» **Exercise**
Will you give the material below again, every line exactly as it is?

· · · · · · ·

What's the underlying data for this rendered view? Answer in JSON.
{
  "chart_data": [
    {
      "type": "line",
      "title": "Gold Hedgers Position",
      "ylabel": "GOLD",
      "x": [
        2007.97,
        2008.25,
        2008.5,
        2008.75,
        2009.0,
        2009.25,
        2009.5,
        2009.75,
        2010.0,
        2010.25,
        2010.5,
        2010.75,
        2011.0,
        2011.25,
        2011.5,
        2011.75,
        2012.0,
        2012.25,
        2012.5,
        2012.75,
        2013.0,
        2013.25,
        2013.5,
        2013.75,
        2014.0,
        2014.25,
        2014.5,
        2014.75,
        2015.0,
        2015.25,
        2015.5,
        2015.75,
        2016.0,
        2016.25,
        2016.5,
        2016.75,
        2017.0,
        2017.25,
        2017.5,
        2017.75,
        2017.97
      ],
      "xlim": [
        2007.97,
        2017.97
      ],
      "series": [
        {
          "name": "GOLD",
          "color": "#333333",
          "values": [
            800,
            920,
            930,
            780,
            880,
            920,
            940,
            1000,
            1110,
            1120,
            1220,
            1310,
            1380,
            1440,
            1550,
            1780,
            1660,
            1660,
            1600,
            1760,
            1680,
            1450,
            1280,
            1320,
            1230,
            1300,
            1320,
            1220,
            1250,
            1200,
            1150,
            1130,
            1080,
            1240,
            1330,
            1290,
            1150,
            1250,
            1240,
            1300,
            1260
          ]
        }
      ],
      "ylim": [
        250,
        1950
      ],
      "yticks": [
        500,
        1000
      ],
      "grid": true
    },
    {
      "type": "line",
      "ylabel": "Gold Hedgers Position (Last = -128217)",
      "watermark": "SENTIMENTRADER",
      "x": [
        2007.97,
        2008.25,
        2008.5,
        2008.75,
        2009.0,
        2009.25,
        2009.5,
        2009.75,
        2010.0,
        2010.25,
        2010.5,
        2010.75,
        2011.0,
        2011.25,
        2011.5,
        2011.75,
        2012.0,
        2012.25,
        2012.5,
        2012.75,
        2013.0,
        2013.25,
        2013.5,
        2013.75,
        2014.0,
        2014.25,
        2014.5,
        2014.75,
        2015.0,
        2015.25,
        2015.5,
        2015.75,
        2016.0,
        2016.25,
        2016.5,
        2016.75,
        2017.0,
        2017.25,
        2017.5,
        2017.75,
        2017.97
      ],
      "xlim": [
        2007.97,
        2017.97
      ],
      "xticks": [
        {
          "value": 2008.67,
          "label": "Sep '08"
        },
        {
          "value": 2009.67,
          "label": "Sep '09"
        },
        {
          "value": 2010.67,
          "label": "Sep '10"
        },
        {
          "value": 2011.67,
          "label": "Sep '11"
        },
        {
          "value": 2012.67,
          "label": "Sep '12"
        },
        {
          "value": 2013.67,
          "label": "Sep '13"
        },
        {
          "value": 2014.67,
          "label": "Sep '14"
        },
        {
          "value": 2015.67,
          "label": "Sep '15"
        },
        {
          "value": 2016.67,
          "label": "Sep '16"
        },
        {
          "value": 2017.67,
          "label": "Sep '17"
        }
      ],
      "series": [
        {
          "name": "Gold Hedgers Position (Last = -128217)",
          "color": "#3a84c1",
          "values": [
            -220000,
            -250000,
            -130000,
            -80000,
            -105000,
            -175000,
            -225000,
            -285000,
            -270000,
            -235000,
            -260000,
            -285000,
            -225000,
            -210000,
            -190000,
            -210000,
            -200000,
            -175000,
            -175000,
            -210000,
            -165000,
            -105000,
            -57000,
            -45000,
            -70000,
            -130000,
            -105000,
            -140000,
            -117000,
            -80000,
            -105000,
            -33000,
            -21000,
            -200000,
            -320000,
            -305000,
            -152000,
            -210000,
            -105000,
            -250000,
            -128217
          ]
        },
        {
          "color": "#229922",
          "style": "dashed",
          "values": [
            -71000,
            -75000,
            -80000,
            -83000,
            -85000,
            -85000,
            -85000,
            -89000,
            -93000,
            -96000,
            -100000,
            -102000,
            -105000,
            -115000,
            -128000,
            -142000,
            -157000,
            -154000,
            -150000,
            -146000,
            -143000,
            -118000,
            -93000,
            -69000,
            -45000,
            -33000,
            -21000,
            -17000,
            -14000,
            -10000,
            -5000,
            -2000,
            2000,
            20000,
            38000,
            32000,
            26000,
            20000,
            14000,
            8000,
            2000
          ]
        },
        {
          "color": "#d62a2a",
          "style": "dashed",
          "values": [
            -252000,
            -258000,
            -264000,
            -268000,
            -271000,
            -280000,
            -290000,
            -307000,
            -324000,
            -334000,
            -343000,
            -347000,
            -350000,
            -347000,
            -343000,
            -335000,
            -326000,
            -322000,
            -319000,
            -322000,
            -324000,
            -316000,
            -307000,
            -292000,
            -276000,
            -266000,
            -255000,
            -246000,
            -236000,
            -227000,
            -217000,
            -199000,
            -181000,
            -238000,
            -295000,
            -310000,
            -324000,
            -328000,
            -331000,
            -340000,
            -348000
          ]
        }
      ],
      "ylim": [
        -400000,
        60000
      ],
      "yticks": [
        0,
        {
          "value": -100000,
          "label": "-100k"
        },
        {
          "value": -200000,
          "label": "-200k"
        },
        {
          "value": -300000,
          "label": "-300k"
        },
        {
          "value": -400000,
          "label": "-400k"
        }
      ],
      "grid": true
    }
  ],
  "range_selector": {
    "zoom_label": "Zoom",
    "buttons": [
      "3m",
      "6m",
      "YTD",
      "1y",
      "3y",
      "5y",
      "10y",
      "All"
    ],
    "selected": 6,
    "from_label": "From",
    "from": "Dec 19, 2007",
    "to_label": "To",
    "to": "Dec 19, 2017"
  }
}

· · · · · · ·

» **Solution to this problem**
What's the underlying data for this rendered view? Answer in JSON.
{
  "chart_data": [
    {
      "type": "line",
      "title": "Gold Hedgers Position",
      "ylabel": "GOLD",
      "x": [
        2007.97,
        2008.25,
        2008.5,
        2008.75,
        2009.0,
        2009.25,
        2009.5,
        2009.75,
        2010.0,
        2010.25,
        2010.5,
        2010.75,
        2011.0,
        2011.25,
        2011.5,
        2011.75,
        2012.0,
        2012.25,
        2012.5,
        2012.75,
        2013.0,
        2013.25,
        2013.5,
        2013.75,
        2014.0,
        2014.25,
        2014.5,
        2014.75,
        2015.0,
        2015.25,
        2015.5,
        2015.75,
        2016.0,
        2016.25,
        2016.5,
        2016.75,
        2017.0,
        2017.25,
        2017.5,
        2017.75,
        2017.97
      ],
      "xlim": [
        2007.97,
        2017.97
      ],
      "series": [
        {
          "name": "GOLD",
          "color": "#333333",
          "values": [
            800,
            920,
            930,
            780,
            880,
            920,
            940,
            1000,
            1110,
            1120,
            1220,
            1310,
            1380,
            1440,
            1550,
            1780,
            1660,
            1660,
            1600,
            1760,
            1680,
            1450,
            1280,
            1320,
            1230,
            1300,
            1320,
            1220,
            1250,
            1200,
            1150,
            1130,
            1080,
            1240,
            1330,
            1290,
            1150,
            1250,
            1240,
            1300,
            1260
          ]
        }
      ],
      "ylim": [
        250,
        1950
      ],
      "yticks": [
        500,
        1000
      ],
      "grid": true
    },
    {
      "type": "line",
      "ylabel": "Gold Hedgers Position (Last = -128217)",
      "watermark": "SENTIMENTRADER",
      "x": [
        2007.97,
        2008.25,
        2008.5,
        2008.75,
        2009.0,
        2009.25,
        2009.5,
        2009.75,
        2010.0,
        2010.25,
        2010.5,
        2010.75,
        2011.0,
        2011.25,
        2011.5,
        2011.75,
        2012.0,
        2012.25,
        2012.5,
        2012.75,
        2013.0,
        2013.25,
        2013.5,
        2013.75,
        2014.0,
        2014.25,
        2014.5,
        2014.75,
        2015.0,
        2015.25,
        2015.5,
        2015.75,
        2016.0,
        2016.25,
        2016.5,
        2016.75,
        2017.0,
        2017.25,
        2017.5,
        2017.75,
        2017.97
      ],
      "xlim": [
        2007.97,
        2017.97
      ],
      "xticks": [
        {
          "value": 2008.67,
          "label": "Sep '08"
        },
        {
          "value": 2009.67,
          "label": "Sep '09"
        },
        {
          "value": 2010.67,
          "label": "Sep '10"
        },
        {
          "value": 2011.67,
          "label": "Sep '11"
        },
        {
          "value": 2012.67,
          "label": "Sep '12"
        },
        {
          "value": 2013.67,
          "label": "Sep '13"
        },
        {
          "value": 2014.67,
          "label": "Sep '14"
        },
        {
          "value": 2015.67,
          "label": "Sep '15"
        },
        {
          "value": 2016.67,
          "label": "Sep '16"
        },
        {
          "value": 2017.67,
          "label": "Sep '17"
        }
      ],
      "series": [
        {
          "name": "Gold Hedgers Position (Last = -128217)",
          "color": "#3a84c1",
          "values": [
            -220000,
            -250000,
            -130000,
            -80000,
            -105000,
            -175000,
            -225000,
            -285000,
            -270000,
            -235000,
            -260000,
            -285000,
            -225000,
            -210000,
            -190000,
            -210000,
            -200000,
            -175000,
            -175000,
            -210000,
            -165000,
            -105000,
            -57000,
            -45000,
            -70000,
            -130000,
            -105000,
            -140000,
            -117000,
            -80000,
            -105000,
            -33000,
            -21000,
            -200000,
            -320000,
            -305000,
            -152000,
            -210000,
            -105000,
            -250000,
            -128217
          ]
        },
        {
          "color": "#229922",
          "style": "dashed",
          "values": [
            -71000,
            -75000,
            -80000,
            -83000,
            -85000,
            -85000,
            -85000,
            -89000,
            -93000,
            -96000,
            -100000,
            -102000,
            -105000,
            -115000,
            -128000,
            -142000,
            -157000,
            -154000,
            -150000,
            -146000,
            -143000,
            -118000,
            -93000,
            -69000,
            -45000,
            -33000,
            -21000,
            -17000,
            -14000,
            -10000,
            -5000,
            -2000,
            2000,
            20000,
            38000,
            32000,
            26000,
            20000,
            14000,
            8000,
            2000
          ]
        },
        {
          "color": "#d62a2a",
          "style": "dashed",
          "values": [
            -252000,
            -258000,
            -264000,
            -268000,
            -271000,
            -280000,
            -290000,
            -307000,
            -324000,
            -334000,
            -343000,
            -347000,
            -350000,
            -347000,
            -343000,
            -335000,
            -326000,
            -322000,
            -319000,
            -322000,
            -324000,
            -316000,
            -307000,
            -292000,
            -276000,
            -266000,
            -255000,
            -246000,
            -236000,
            -227000,
            -217000,
            -199000,
            -181000,
            -238000,
            -295000,
            -310000,
            -324000,
            -328000,
            -331000,
            -340000,
            -348000
          ]
        }
      ],
      "ylim": [
        -400000,
        60000
      ],
      "yticks": [
        0,
        {
          "value": -100000,
          "label": "-100k"
        },
        {
          "value": -200000,
          "label": "-200k"
        },
        {
          "value": -300000,
          "label": "-300k"
        },
        {
          "value": -400000,
          "label": "-400k"
        }
      ],
      "grid": true
    }
  ],
  "range_selector": {
    "zoom_label": "Zoom",
    "buttons": [
      "3m",
      "6m",
      "YTD",
      "1y",
      "3y",
      "5y",
      "10y",
      "All"
    ],
    "selected": 6,
    "from_label": "From",
    "from": "Dec 19, 2007",
    "to_label": "To",
    "to": "Dec 19, 2017"
  }
}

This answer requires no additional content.